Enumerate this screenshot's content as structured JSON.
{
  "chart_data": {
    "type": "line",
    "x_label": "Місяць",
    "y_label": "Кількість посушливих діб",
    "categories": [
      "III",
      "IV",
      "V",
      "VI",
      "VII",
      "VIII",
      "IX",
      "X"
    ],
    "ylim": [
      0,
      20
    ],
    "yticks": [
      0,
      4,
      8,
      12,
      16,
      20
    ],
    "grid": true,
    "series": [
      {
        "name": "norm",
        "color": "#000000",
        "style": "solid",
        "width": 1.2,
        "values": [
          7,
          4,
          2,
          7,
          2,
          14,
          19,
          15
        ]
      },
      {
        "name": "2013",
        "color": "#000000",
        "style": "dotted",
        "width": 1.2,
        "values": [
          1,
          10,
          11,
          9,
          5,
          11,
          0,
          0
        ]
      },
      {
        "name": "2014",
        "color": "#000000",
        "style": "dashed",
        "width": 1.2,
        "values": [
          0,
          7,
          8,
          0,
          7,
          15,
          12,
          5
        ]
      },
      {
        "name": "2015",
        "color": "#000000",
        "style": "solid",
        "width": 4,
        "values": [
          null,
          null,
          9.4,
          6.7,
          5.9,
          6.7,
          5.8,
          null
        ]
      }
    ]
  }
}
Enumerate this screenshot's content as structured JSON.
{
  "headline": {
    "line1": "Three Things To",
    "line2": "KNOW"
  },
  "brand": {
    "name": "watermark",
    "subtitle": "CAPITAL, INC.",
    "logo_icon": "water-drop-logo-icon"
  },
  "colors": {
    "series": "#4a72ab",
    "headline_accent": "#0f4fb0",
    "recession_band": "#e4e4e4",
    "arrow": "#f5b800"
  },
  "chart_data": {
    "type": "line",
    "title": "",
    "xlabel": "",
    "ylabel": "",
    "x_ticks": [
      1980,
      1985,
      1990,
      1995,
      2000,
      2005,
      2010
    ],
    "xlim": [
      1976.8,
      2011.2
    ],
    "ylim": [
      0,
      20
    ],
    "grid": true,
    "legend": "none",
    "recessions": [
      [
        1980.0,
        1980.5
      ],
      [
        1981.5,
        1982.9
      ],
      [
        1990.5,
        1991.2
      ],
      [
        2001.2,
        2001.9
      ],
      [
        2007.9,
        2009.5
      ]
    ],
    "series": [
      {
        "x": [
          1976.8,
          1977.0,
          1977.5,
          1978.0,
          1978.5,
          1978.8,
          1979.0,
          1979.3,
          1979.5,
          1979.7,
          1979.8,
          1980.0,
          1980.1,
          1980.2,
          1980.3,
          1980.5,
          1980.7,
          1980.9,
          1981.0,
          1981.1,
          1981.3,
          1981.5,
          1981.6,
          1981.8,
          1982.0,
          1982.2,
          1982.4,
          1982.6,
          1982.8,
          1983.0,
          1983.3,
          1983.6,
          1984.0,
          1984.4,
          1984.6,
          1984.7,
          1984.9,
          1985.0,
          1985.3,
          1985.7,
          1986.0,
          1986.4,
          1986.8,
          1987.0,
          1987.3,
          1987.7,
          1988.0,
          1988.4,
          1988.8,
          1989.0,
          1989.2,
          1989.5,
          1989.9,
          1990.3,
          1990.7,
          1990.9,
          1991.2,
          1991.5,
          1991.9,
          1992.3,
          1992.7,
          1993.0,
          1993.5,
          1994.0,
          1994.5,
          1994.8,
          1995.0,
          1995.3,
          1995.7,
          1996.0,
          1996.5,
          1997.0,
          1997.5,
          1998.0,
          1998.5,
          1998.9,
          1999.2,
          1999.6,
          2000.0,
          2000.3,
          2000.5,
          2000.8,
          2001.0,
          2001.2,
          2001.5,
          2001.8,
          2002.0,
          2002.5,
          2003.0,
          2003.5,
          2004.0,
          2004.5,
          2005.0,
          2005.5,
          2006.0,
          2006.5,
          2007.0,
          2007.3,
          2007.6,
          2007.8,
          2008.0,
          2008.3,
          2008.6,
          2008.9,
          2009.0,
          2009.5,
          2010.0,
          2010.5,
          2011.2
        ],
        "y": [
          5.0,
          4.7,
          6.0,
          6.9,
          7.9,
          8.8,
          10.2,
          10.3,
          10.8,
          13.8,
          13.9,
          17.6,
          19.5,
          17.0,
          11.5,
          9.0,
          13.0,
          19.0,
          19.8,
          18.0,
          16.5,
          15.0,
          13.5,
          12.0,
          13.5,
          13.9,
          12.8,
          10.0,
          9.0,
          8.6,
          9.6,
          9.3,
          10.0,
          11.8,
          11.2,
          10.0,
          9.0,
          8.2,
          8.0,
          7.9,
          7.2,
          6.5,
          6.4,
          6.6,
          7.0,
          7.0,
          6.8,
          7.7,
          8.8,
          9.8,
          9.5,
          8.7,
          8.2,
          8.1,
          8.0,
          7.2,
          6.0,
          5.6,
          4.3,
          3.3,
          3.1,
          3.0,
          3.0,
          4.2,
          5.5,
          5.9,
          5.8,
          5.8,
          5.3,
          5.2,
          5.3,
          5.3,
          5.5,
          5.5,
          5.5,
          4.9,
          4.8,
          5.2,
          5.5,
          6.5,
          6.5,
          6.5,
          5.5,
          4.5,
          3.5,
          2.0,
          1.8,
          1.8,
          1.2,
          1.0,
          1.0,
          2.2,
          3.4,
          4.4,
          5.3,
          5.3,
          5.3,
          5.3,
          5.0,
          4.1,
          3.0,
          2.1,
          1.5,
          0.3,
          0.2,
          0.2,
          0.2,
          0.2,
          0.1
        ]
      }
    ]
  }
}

[Direction]
Reproduce every line of the material above exactly.

[Task response]
Enumerate this screenshot's content as structured JSON.
{
  "chart_data": {
    "type": "line",
    "x_label": "Місяць",
    "y_label": "Кількість посушливих діб",
    "categories": [
      "III",
      "IV",
      "V",
      "VI",
      "VII",
      "VIII",
      "IX",
      "X"
    ],
    "ylim": [
      0,
      20
    ],
    "yticks": [
      0,
      4,
      8,
      12,
      16,
      20
    ],
    "grid": true,
    "series": [
      {
        "name": "norm",
        "color": "#000000",
        "style": "solid",
        "width": 1.2,
        "values": [
          7,
          4,
          2,
          7,
          2,
          14,
          19,
          15
        ]
      },
      {
        "name": "2013",
        "color": "#000000",
        "style": "dotted",
        "width": 1.2,
        "values": [
          1,
          10,
          11,
          9,
          5,
          11,
          0,
          0
        ]
      },
      {
        "name": "2014",
        "color": "#000000",
        "style": "dashed",
        "width": 1.2,
        "values": [
          0,
          7,
          8,
          0,
          7,
          15,
          12,
          5
        ]
      },
      {
        "name": "2015",
        "color": "#000000",
        "style": "solid",
        "width": 4,
        "values": [
          null,
          null,
          9.4,
          6.7,
          5.9,
          6.7,
          5.8,
          null
        ]
      }
    ]
  }
}
Enumerate this screenshot's content as structured JSON.
{
  "headline": {
    "line1": "Three Things To",
    "line2": "KNOW"
  },
  "brand": {
    "name": "watermark",
    "subtitle": "CAPITAL, INC.",
    "logo_icon": "water-drop-logo-icon"
  },
  "colors": {
    "series": "#4a72ab",
    "headline_accent": "#0f4fb0",
    "recession_band": "#e4e4e4",
    "arrow": "#f5b800"
  },
  "chart_data": {
    "type": "line",
    "title": "",
    "xlabel": "",
    "ylabel": "",
    "x_ticks": [
      1980,
      1985,
      1990,
      1995,
      2000,
      2005,
      2010
    ],
    "xlim": [
      1976.8,
      2011.2
    ],
    "ylim": [
      0,
      20
    ],
    "grid": true,
    "legend": "none",
    "recessions": [
      [
        1980.0,
        1980.5
      ],
      [
        1981.5,
        1982.9
      ],
      [
        1990.5,
        1991.2
      ],
      [
        2001.2,
        2001.9
      ],
      [
        2007.9,
        2009.5
      ]
    ],
    "series": [
      {
        "x": [
          1976.8,
          1977.0,
          1977.5,
          1978.0,
          1978.5,
          1978.8,
          1979.0,
          1979.3,
          1979.5,
          1979.7,
          1979.8,
          1980.0,
          1980.1,
          1980.2,
          1980.3,
          1980.5,
          1980.7,
          1980.9,
          1981.0,
          1981.1,
          1981.3,
          1981.5,
          1981.6,
          1981.8,
          1982.0,
          1982.2,
          1982.4,
          1982.6,
          1982.8,
          1983.0,
          1983.3,
          1983.6,
          1984.0,
          1984.4,
          1984.6,
          1984.7,
          1984.9,
          1985.0,
          1985.3,
          1985.7,
          1986.0,
          1986.4,
          1986.8,
          1987.0,
          1987.3,
          1987.7,
          1988.0,
          1988.4,
          1988.8,
          1989.0,
          1989.2,
          1989.5,
          1989.9,
          1990.3,
          1990.7,
          1990.9,
          1991.2,
          1991.5,
          1991.9,
          1992.3,
          1992.7,
          1993.0,
          1993.5,
          1994.0,
          1994.5,
          1994.8,
          1995.0,
          1995.3,
          1995.7,
          1996.0,
          1996.5,
          1997.0,
          1997.5,
          1998.0,
          1998.5,
          1998.9,
          1999.2,
          1999.6,
          2000.0,
          2000.3,
          2000.5,
          2000.8,
          2001.0,
          2001.2,
          2001.5,
          2001.8,
          2002.0,
          2002.5,
          2003.0,
          2003.5,
          2004.0,
          2004.5,
          2005.0,
          2005.5,
          2006.0,
          2006.5,
          2007.0,
          2007.3,
          2007.6,
          2007.8,
          2008.0,
          2008.3,
          2008.6,
          2008.9,
          2009.0,
          2009.5,
          2010.0,
          2010.5,
          2011.2
        ],
        "y": [
          5.0,
          4.7,
          6.0,
          6.9,
          7.9,
          8.8,
          10.2,
          10.3,
          10.8,
          13.8,
          13.9,
          17.6,
          19.5,
          17.0,
          11.5,
          9.0,
          13.0,
          19.0,
          19.8,
          18.0,
          16.5,
          15.0,
          13.5,
          12.0,
          13.5,
          13.9,
          12.8,
          10.0,
          9.0,
          8.6,
          9.6,
          9.3,
          10.0,
          11.8,
          11.2,
          10.0,
          9.0,
          8.2,
          8.0,
          7.9,
          7.2,
          6.5,
          6.4,
          6.6,
          7.0,
          7.0,
          6.8,
          7.7,
          8.8,
          9.8,
          9.5,
          8.7,
          8.2,
          8.1,
          8.0,
          7.2,
          6.0,
          5.6,
          4.3,
          3.3,
          3.1,
          3.0,
          3.0,
          4.2,
          5.5,
          5.9,
          5.8,
          5.8,
          5.3,
          5.2,
          5.3,
          5.3,
          5.5,
          5.5,
          5.5,
          4.9,
          4.8,
          5.2,
          5.5,
          6.5,
          6.5,
          6.5,
          5.5,
          4.5,
          3.5,
          2.0,
          1.8,
          1.8,
          1.2,
          1.0,
          1.0,
          2.2,
          3.4,
          4.4,
          5.3,
          5.3,
          5.3,
          5.3,
          5.0,
          4.1,
          3.0,
          2.1,
          1.5,
          0.3,
          0.2,
          0.2,
          0.2,
          0.2,
          0.1
        ]
      }
    ]
  }
}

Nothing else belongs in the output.